Short problem: Gather up every line from the entries below that uses the word "source".
** Begin **
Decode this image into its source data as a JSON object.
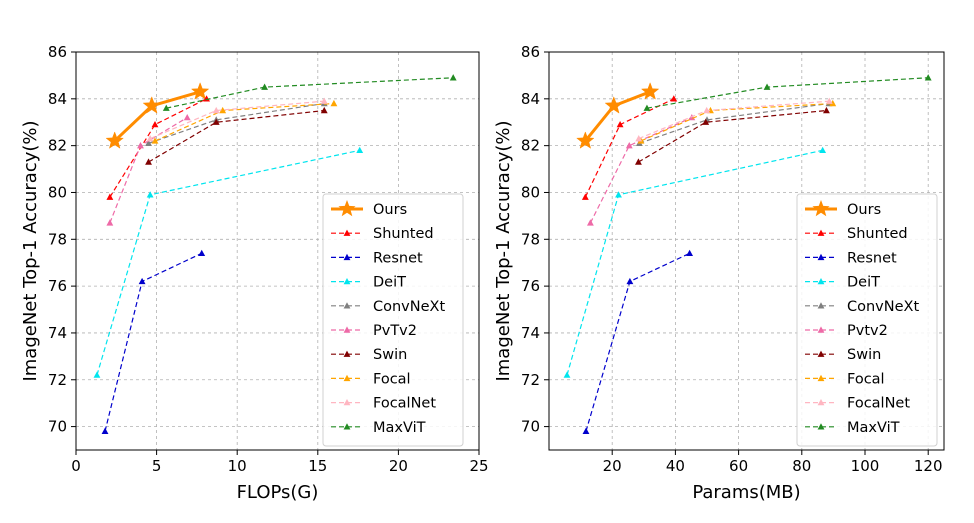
{
  "chart_data": [
    {
      "type": "line",
      "xlabel": "FLOPs(G)",
      "ylabel": "ImageNet Top-1 Accuracy(%)",
      "xlim": [
        0,
        25
      ],
      "ylim": [
        69,
        86
      ],
      "xticks": [
        0,
        5,
        10,
        15,
        20,
        25
      ],
      "yticks": [
        70,
        72,
        74,
        76,
        78,
        80,
        82,
        84,
        86
      ],
      "grid": true,
      "legend_position": "lower-right",
      "series": [
        {
          "name": "Ours",
          "color": "#ff8c00",
          "marker": "star",
          "style": "solid",
          "x": [
            2.4,
            4.7,
            7.7
          ],
          "y": [
            82.2,
            83.7,
            84.3
          ]
        },
        {
          "name": "Shunted",
          "color": "#ff0000",
          "marker": "triangle",
          "style": "dashed",
          "x": [
            2.1,
            4.9,
            8.1
          ],
          "y": [
            79.8,
            82.9,
            84.0
          ]
        },
        {
          "name": "Resnet",
          "color": "#0000cc",
          "marker": "triangle",
          "style": "dashed",
          "x": [
            1.8,
            4.1,
            7.8
          ],
          "y": [
            69.8,
            76.2,
            77.4
          ]
        },
        {
          "name": "DeiT",
          "color": "#00e5ee",
          "marker": "triangle",
          "style": "dashed",
          "x": [
            1.3,
            4.6,
            17.6
          ],
          "y": [
            72.2,
            79.9,
            81.8
          ]
        },
        {
          "name": "ConvNeXt",
          "color": "#808080",
          "marker": "triangle",
          "style": "dashed",
          "x": [
            4.5,
            8.7,
            15.4
          ],
          "y": [
            82.1,
            83.1,
            83.8
          ]
        },
        {
          "name": "PvTv2",
          "color": "#ee6aa7",
          "marker": "triangle",
          "style": "dashed",
          "x": [
            2.1,
            4.0,
            6.9
          ],
          "y": [
            78.7,
            82.0,
            83.2
          ]
        },
        {
          "name": "Swin",
          "color": "#800000",
          "marker": "triangle",
          "style": "dashed",
          "x": [
            4.5,
            8.7,
            15.4
          ],
          "y": [
            81.3,
            83.0,
            83.5
          ]
        },
        {
          "name": "Focal",
          "color": "#ffa500",
          "marker": "triangle",
          "style": "dashed",
          "x": [
            4.9,
            9.1,
            16.0
          ],
          "y": [
            82.2,
            83.5,
            83.8
          ]
        },
        {
          "name": "FocalNet",
          "color": "#ffb6c1",
          "marker": "triangle",
          "style": "dashed",
          "x": [
            4.6,
            8.7,
            15.4
          ],
          "y": [
            82.3,
            83.5,
            83.9
          ]
        },
        {
          "name": "MaxViT",
          "color": "#228b22",
          "marker": "triangle",
          "style": "dashed",
          "x": [
            5.6,
            11.7,
            23.4
          ],
          "y": [
            83.6,
            84.5,
            84.9
          ]
        }
      ]
    },
    {
      "type": "line",
      "xlabel": "Params(MB)",
      "ylabel": "ImageNet Top-1 Accuracy(%)",
      "xlim": [
        0,
        125
      ],
      "ylim": [
        69,
        86
      ],
      "xticks": [
        20,
        40,
        60,
        80,
        100,
        120
      ],
      "yticks": [
        70,
        72,
        74,
        76,
        78,
        80,
        82,
        84,
        86
      ],
      "grid": true,
      "legend_position": "lower-right",
      "series": [
        {
          "name": "Ours",
          "color": "#ff8c00",
          "marker": "star",
          "style": "solid",
          "x": [
            11.5,
            20.5,
            32
          ],
          "y": [
            82.2,
            83.7,
            84.3
          ]
        },
        {
          "name": "Shunted",
          "color": "#ff0000",
          "marker": "triangle",
          "style": "dashed",
          "x": [
            11.5,
            22.5,
            39.5
          ],
          "y": [
            79.8,
            82.9,
            84.0
          ]
        },
        {
          "name": "Resnet",
          "color": "#0000cc",
          "marker": "triangle",
          "style": "dashed",
          "x": [
            11.7,
            25.6,
            44.5
          ],
          "y": [
            69.8,
            76.2,
            77.4
          ]
        },
        {
          "name": "DeiT",
          "color": "#00e5ee",
          "marker": "triangle",
          "style": "dashed",
          "x": [
            5.7,
            22,
            86.6
          ],
          "y": [
            72.2,
            79.9,
            81.8
          ]
        },
        {
          "name": "ConvNeXt",
          "color": "#808080",
          "marker": "triangle",
          "style": "dashed",
          "x": [
            28.6,
            50,
            88.6
          ],
          "y": [
            82.1,
            83.1,
            83.8
          ]
        },
        {
          "name": "Pvtv2",
          "color": "#ee6aa7",
          "marker": "triangle",
          "style": "dashed",
          "x": [
            13.1,
            25.4,
            45.2
          ],
          "y": [
            78.7,
            82.0,
            83.2
          ]
        },
        {
          "name": "Swin",
          "color": "#800000",
          "marker": "triangle",
          "style": "dashed",
          "x": [
            28.3,
            49.6,
            87.8
          ],
          "y": [
            81.3,
            83.0,
            83.5
          ]
        },
        {
          "name": "Focal",
          "color": "#ffa500",
          "marker": "triangle",
          "style": "dashed",
          "x": [
            29.1,
            51.1,
            89.8
          ],
          "y": [
            82.2,
            83.5,
            83.8
          ]
        },
        {
          "name": "FocalNet",
          "color": "#ffb6c1",
          "marker": "triangle",
          "style": "dashed",
          "x": [
            28.4,
            49.9,
            88.7
          ],
          "y": [
            82.3,
            83.5,
            83.9
          ]
        },
        {
          "name": "MaxViT",
          "color": "#228b22",
          "marker": "triangle",
          "style": "dashed",
          "x": [
            31,
            69,
            120
          ],
          "y": [
            83.6,
            84.5,
            84.9
          ]
        }
      ]
    }
  ]
}
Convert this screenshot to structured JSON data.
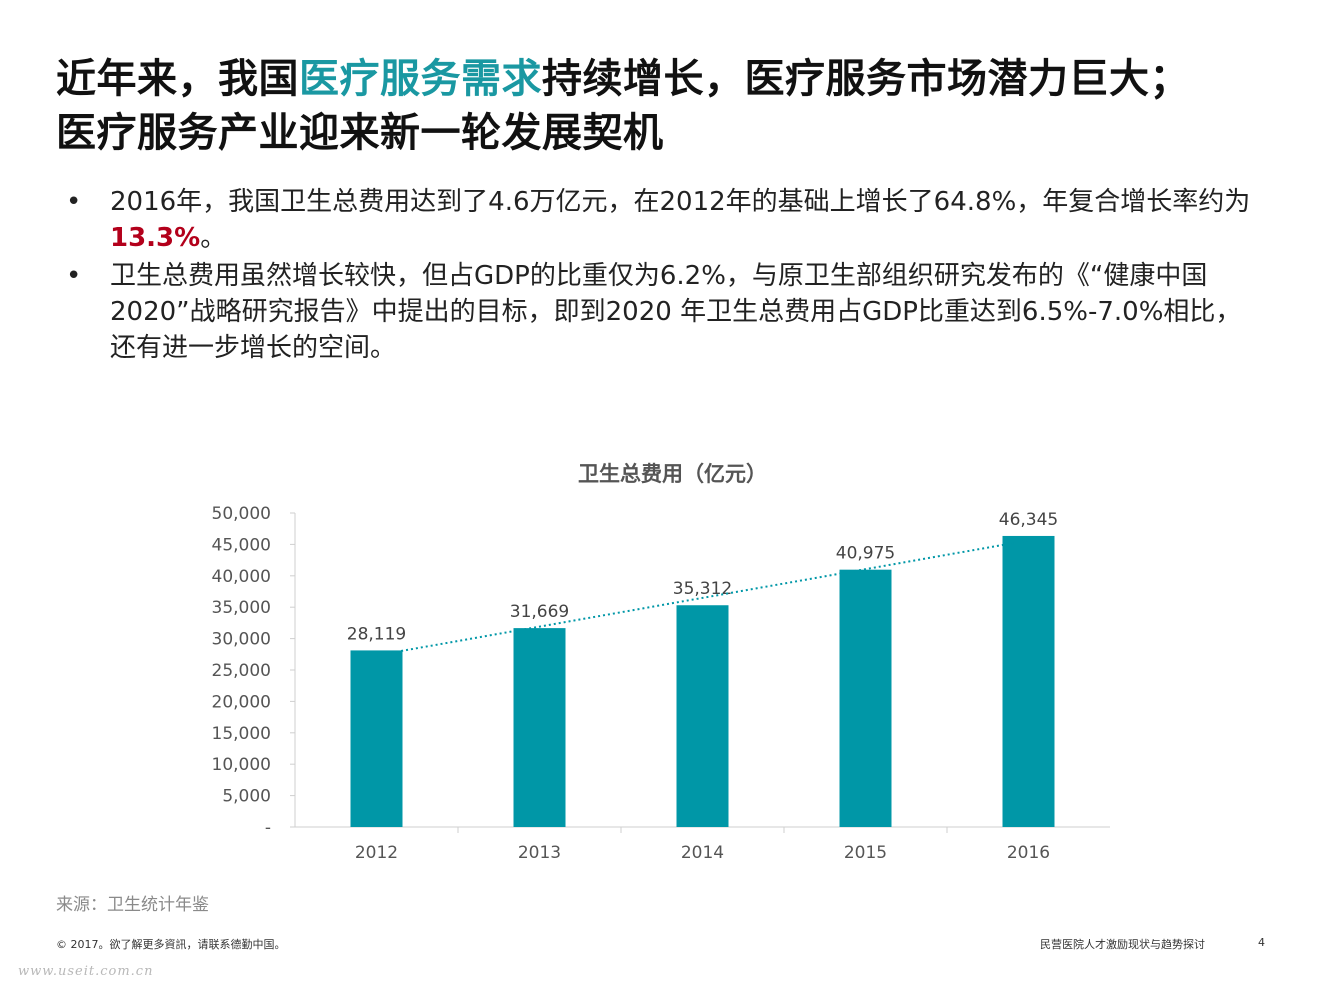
{
  "title": {
    "part1": "近年来，我国",
    "highlight": "医疗服务需求",
    "part2": "持续增长，医疗服务市场潜力巨大；",
    "line2": "医疗服务产业迎来新一轮发展契机"
  },
  "colors": {
    "accent": "#1a98a2",
    "bar": "#0097a7",
    "emphasis": "#b3001b"
  },
  "bullets": [
    {
      "marker": "•",
      "pre": "2016年，我国卫生总费用达到了4.6万亿元，在2012年的基础上增长了64.8%，年复合增长率约为",
      "emph": "13.3%",
      "post": "。"
    },
    {
      "marker": "•",
      "text": "卫生总费用虽然增长较快，但占GDP的比重仅为6.2%，与原卫生部组织研究发布的《“健康中国2020”战略研究报告》中提出的目标，即到2020 年卫生总费用占GDP比重达到6.5%-7.0%相比，还有进一步增长的空间。"
    }
  ],
  "chart_data": {
    "type": "bar",
    "title": "卫生总费用（亿元）",
    "categories": [
      "2012",
      "2013",
      "2014",
      "2015",
      "2016"
    ],
    "values": [
      28119,
      31669,
      35312,
      40975,
      46345
    ],
    "value_labels": [
      "28,119",
      "31,669",
      "35,312",
      "40,975",
      "46,345"
    ],
    "ylim": [
      0,
      50000
    ],
    "yticks": [
      0,
      5000,
      10000,
      15000,
      20000,
      25000,
      30000,
      35000,
      40000,
      45000,
      50000
    ],
    "ytick_labels": [
      "-",
      "5,000",
      "10,000",
      "15,000",
      "20,000",
      "25,000",
      "30,000",
      "35,000",
      "40,000",
      "45,000",
      "50,000"
    ],
    "trendline": "dotted-linear",
    "xlabel": "",
    "ylabel": "",
    "grid": false
  },
  "source": "来源：卫生统计年鉴",
  "footer": {
    "copyright": "© 2017。欲了解更多資訊，请联系德勤中国。",
    "doc_title": "民营医院人才激励现状与趋势探讨",
    "page": "4"
  },
  "watermark": "www.useit.com.cn"
}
** End **
The result:
Decode this image into its source data as a JSON object.
  "source": "来源：卫生统计年鉴",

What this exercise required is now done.